◆ **SOURCE MATERIAL**:
* * *

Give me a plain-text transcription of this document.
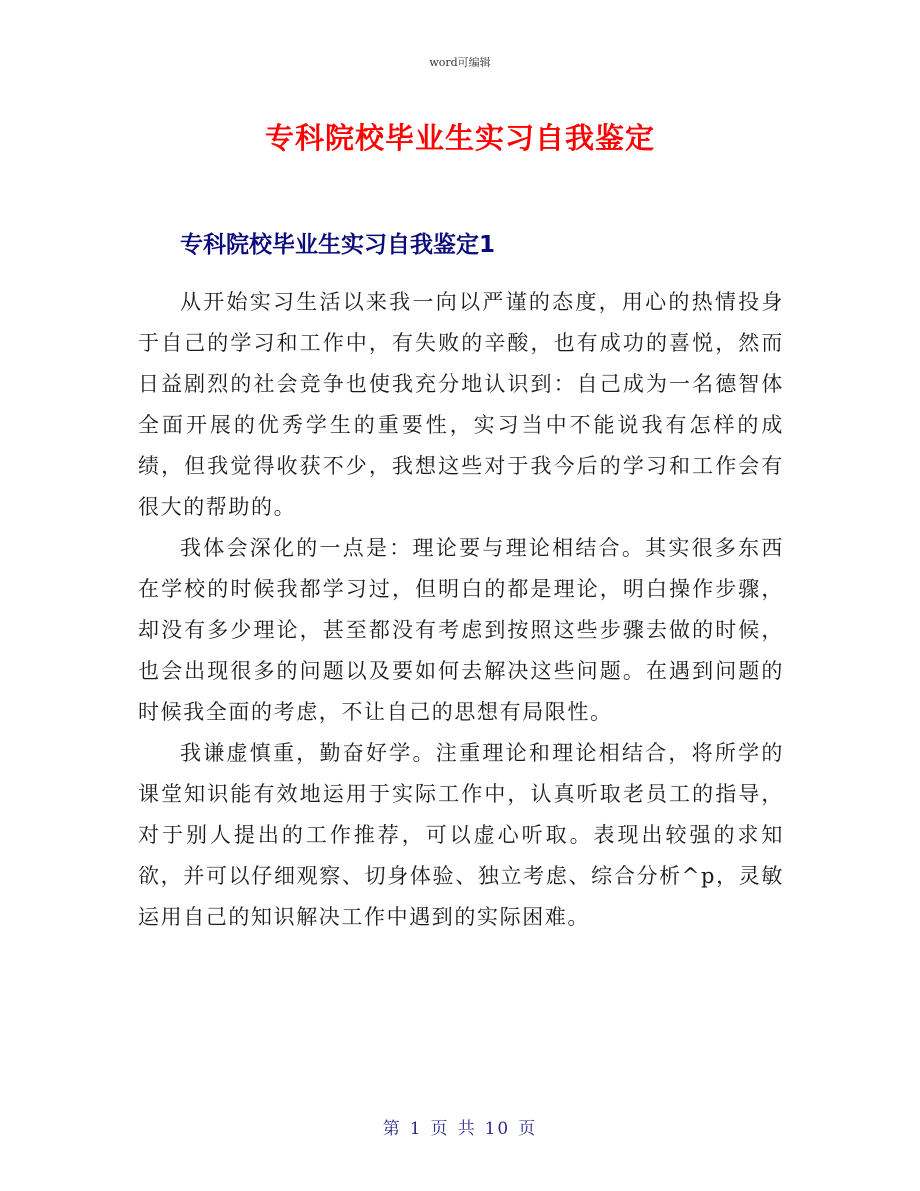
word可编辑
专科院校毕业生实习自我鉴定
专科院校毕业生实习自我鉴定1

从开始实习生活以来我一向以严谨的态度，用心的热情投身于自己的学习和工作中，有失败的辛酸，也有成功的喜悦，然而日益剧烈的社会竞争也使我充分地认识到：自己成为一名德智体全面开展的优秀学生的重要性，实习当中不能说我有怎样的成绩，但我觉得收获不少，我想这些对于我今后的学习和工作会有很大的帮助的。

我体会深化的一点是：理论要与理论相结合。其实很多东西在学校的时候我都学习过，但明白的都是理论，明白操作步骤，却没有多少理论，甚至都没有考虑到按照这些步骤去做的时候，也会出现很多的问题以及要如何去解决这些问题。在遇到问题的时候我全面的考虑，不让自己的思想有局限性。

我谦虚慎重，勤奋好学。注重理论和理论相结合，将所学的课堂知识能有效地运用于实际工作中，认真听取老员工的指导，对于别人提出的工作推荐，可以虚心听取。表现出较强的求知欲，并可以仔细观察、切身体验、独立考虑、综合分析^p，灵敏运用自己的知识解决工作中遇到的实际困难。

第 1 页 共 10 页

* * *

◆ **WRITTEN PROBLEM**:
Output every entry exactly as given; pictures are not part of the copy.

◆ **FULL SOLUTION**:
Give me a plain-text transcription of this document.
word可编辑
专科院校毕业生实习自我鉴定
专科院校毕业生实习自我鉴定1

从开始实习生活以来我一向以严谨的态度，用心的热情投身于自己的学习和工作中，有失败的辛酸，也有成功的喜悦，然而日益剧烈的社会竞争也使我充分地认识到：自己成为一名德智体全面开展的优秀学生的重要性，实习当中不能说我有怎样的成绩，但我觉得收获不少，我想这些对于我今后的学习和工作会有很大的帮助的。

我体会深化的一点是：理论要与理论相结合。其实很多东西在学校的时候我都学习过，但明白的都是理论，明白操作步骤，却没有多少理论，甚至都没有考虑到按照这些步骤去做的时候，也会出现很多的问题以及要如何去解决这些问题。在遇到问题的时候我全面的考虑，不让自己的思想有局限性。

我谦虚慎重，勤奋好学。注重理论和理论相结合，将所学的课堂知识能有效地运用于实际工作中，认真听取老员工的指导，对于别人提出的工作推荐，可以虚心听取。表现出较强的求知欲，并可以仔细观察、切身体验、独立考虑、综合分析^p，灵敏运用自己的知识解决工作中遇到的实际困难。

第 1 页 共 10 页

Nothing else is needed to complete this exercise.